DIRECTIONS FOR THIS TASK
Give back the whole listing exactly as shown.

DATASET CONTENT
--*--

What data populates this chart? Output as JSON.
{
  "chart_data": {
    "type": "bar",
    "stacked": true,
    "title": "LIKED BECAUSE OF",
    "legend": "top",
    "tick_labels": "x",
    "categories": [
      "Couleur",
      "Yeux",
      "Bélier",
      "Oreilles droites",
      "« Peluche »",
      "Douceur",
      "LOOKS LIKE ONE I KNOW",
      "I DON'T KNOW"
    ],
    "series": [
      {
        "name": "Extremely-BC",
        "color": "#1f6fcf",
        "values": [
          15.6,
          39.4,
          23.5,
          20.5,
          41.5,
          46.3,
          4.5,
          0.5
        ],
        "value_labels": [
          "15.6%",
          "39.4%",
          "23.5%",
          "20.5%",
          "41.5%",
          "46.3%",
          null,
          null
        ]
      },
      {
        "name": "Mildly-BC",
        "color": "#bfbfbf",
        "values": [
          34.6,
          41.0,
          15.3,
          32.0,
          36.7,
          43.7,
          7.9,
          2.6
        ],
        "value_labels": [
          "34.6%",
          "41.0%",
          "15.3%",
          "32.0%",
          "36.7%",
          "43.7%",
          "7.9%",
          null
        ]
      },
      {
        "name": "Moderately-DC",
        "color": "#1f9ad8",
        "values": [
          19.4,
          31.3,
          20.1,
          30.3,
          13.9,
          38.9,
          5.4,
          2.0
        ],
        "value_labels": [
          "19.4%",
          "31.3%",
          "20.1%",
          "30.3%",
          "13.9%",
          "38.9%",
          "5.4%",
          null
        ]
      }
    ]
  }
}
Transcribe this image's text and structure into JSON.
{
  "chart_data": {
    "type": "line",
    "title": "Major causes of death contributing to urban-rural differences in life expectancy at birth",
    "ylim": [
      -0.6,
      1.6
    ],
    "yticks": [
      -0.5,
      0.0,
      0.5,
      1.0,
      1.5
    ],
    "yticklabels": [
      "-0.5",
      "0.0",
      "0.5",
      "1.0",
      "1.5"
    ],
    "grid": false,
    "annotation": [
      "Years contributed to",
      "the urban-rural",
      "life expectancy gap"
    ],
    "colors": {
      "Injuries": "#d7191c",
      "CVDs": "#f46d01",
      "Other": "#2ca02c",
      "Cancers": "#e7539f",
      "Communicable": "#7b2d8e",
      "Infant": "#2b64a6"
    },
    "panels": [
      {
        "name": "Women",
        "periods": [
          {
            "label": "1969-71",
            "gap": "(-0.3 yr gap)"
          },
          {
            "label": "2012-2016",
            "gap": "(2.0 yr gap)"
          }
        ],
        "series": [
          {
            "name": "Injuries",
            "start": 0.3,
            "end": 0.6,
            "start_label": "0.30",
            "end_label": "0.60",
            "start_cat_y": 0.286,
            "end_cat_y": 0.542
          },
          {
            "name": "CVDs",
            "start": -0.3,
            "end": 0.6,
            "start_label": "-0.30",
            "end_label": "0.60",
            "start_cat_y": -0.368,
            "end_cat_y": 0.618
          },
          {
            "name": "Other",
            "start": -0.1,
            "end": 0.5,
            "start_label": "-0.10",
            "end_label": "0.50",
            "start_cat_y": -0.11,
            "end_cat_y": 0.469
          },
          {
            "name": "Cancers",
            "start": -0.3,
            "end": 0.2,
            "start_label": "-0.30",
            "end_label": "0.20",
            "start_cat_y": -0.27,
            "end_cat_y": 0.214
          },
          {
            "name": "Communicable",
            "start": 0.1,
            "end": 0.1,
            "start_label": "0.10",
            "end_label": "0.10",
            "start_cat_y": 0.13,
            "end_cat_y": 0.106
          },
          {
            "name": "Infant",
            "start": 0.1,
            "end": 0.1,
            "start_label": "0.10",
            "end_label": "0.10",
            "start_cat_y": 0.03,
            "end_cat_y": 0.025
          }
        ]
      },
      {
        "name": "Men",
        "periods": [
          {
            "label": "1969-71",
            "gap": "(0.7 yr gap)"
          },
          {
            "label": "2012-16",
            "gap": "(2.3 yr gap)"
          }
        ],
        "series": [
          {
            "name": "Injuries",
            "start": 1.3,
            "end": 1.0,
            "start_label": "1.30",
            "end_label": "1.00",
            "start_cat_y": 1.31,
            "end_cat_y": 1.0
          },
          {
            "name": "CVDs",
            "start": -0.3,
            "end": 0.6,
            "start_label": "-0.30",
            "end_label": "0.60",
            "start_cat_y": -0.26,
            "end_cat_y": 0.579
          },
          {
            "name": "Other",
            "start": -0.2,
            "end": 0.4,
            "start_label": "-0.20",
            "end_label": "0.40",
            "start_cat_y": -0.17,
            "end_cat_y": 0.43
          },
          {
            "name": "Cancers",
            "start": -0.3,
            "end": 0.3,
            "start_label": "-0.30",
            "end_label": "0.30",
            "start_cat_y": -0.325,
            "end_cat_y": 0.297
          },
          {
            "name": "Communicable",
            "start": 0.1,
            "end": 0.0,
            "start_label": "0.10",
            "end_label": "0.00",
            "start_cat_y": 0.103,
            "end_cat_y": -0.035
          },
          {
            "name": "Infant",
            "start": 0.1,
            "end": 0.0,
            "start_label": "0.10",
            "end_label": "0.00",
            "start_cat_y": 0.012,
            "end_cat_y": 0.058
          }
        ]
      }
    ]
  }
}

--*--

PROBLEM SOLUTION
What data populates this chart? Output as JSON.
{
  "chart_data": {
    "type": "bar",
    "stacked": true,
    "title": "LIKED BECAUSE OF",
    "legend": "top",
    "tick_labels": "x",
    "categories": [
      "Couleur",
      "Yeux",
      "Bélier",
      "Oreilles droites",
      "« Peluche »",
      "Douceur",
      "LOOKS LIKE ONE I KNOW",
      "I DON'T KNOW"
    ],
    "series": [
      {
        "name": "Extremely-BC",
        "color": "#1f6fcf",
        "values": [
          15.6,
          39.4,
          23.5,
          20.5,
          41.5,
          46.3,
          4.5,
          0.5
        ],
        "value_labels": [
          "15.6%",
          "39.4%",
          "23.5%",
          "20.5%",
          "41.5%",
          "46.3%",
          null,
          null
        ]
      },
      {
        "name": "Mildly-BC",
        "color": "#bfbfbf",
        "values": [
          34.6,
          41.0,
          15.3,
          32.0,
          36.7,
          43.7,
          7.9,
          2.6
        ],
        "value_labels": [
          "34.6%",
          "41.0%",
          "15.3%",
          "32.0%",
          "36.7%",
          "43.7%",
          "7.9%",
          null
        ]
      },
      {
        "name": "Moderately-DC",
        "color": "#1f9ad8",
        "values": [
          19.4,
          31.3,
          20.1,
          30.3,
          13.9,
          38.9,
          5.4,
          2.0
        ],
        "value_labels": [
          "19.4%",
          "31.3%",
          "20.1%",
          "30.3%",
          "13.9%",
          "38.9%",
          "5.4%",
          null
        ]
      }
    ]
  }
}
Transcribe this image's text and structure into JSON.
{
  "chart_data": {
    "type": "line",
    "title": "Major causes of death contributing to urban-rural differences in life expectancy at birth",
    "ylim": [
      -0.6,
      1.6
    ],
    "yticks": [
      -0.5,
      0.0,
      0.5,
      1.0,
      1.5
    ],
    "yticklabels": [
      "-0.5",
      "0.0",
      "0.5",
      "1.0",
      "1.5"
    ],
    "grid": false,
    "annotation": [
      "Years contributed to",
      "the urban-rural",
      "life expectancy gap"
    ],
    "colors": {
      "Injuries": "#d7191c",
      "CVDs": "#f46d01",
      "Other": "#2ca02c",
      "Cancers": "#e7539f",
      "Communicable": "#7b2d8e",
      "Infant": "#2b64a6"
    },
    "panels": [
      {
        "name": "Women",
        "periods": [
          {
            "label": "1969-71",
            "gap": "(-0.3 yr gap)"
          },
          {
            "label": "2012-2016",
            "gap": "(2.0 yr gap)"
          }
        ],
        "series": [
          {
            "name": "Injuries",
            "start": 0.3,
            "end": 0.6,
            "start_label": "0.30",
            "end_label": "0.60",
            "start_cat_y": 0.286,
            "end_cat_y": 0.542
          },
          {
            "name": "CVDs",
            "start": -0.3,
            "end": 0.6,
            "start_label": "-0.30",
            "end_label": "0.60",
            "start_cat_y": -0.368,
            "end_cat_y": 0.618
          },
          {
            "name": "Other",
            "start": -0.1,
            "end": 0.5,
            "start_label": "-0.10",
            "end_label": "0.50",
            "start_cat_y": -0.11,
            "end_cat_y": 0.469
          },
          {
            "name": "Cancers",
            "start": -0.3,
            "end": 0.2,
            "start_label": "-0.30",
            "end_label": "0.20",
            "start_cat_y": -0.27,
            "end_cat_y": 0.214
          },
          {
            "name": "Communicable",
            "start": 0.1,
            "end": 0.1,
            "start_label": "0.10",
            "end_label": "0.10",
            "start_cat_y": 0.13,
            "end_cat_y": 0.106
          },
          {
            "name": "Infant",
            "start": 0.1,
            "end": 0.1,
            "start_label": "0.10",
            "end_label": "0.10",
            "start_cat_y": 0.03,
            "end_cat_y": 0.025
          }
        ]
      },
      {
        "name": "Men",
        "periods": [
          {
            "label": "1969-71",
            "gap": "(0.7 yr gap)"
          },
          {
            "label": "2012-16",
            "gap": "(2.3 yr gap)"
          }
        ],
        "series": [
          {
            "name": "Injuries",
            "start": 1.3,
            "end": 1.0,
            "start_label": "1.30",
            "end_label": "1.00",
            "start_cat_y": 1.31,
            "end_cat_y": 1.0
          },
          {
            "name": "CVDs",
            "start": -0.3,
            "end": 0.6,
            "start_label": "-0.30",
            "end_label": "0.60",
            "start_cat_y": -0.26,
            "end_cat_y": 0.579
          },
          {
            "name": "Other",
            "start": -0.2,
            "end": 0.4,
            "start_label": "-0.20",
            "end_label": "0.40",
            "start_cat_y": -0.17,
            "end_cat_y": 0.43
          },
          {
            "name": "Cancers",
            "start": -0.3,
            "end": 0.3,
            "start_label": "-0.30",
            "end_label": "0.30",
            "start_cat_y": -0.325,
            "end_cat_y": 0.297
          },
          {
            "name": "Communicable",
            "start": 0.1,
            "end": 0.0,
            "start_label": "0.10",
            "end_label": "0.00",
            "start_cat_y": 0.103,
            "end_cat_y": -0.035
          },
          {
            "name": "Infant",
            "start": 0.1,
            "end": 0.0,
            "start_label": "0.10",
            "end_label": "0.00",
            "start_cat_y": 0.012,
            "end_cat_y": 0.058
          }
        ]
      }
    ]
  }
}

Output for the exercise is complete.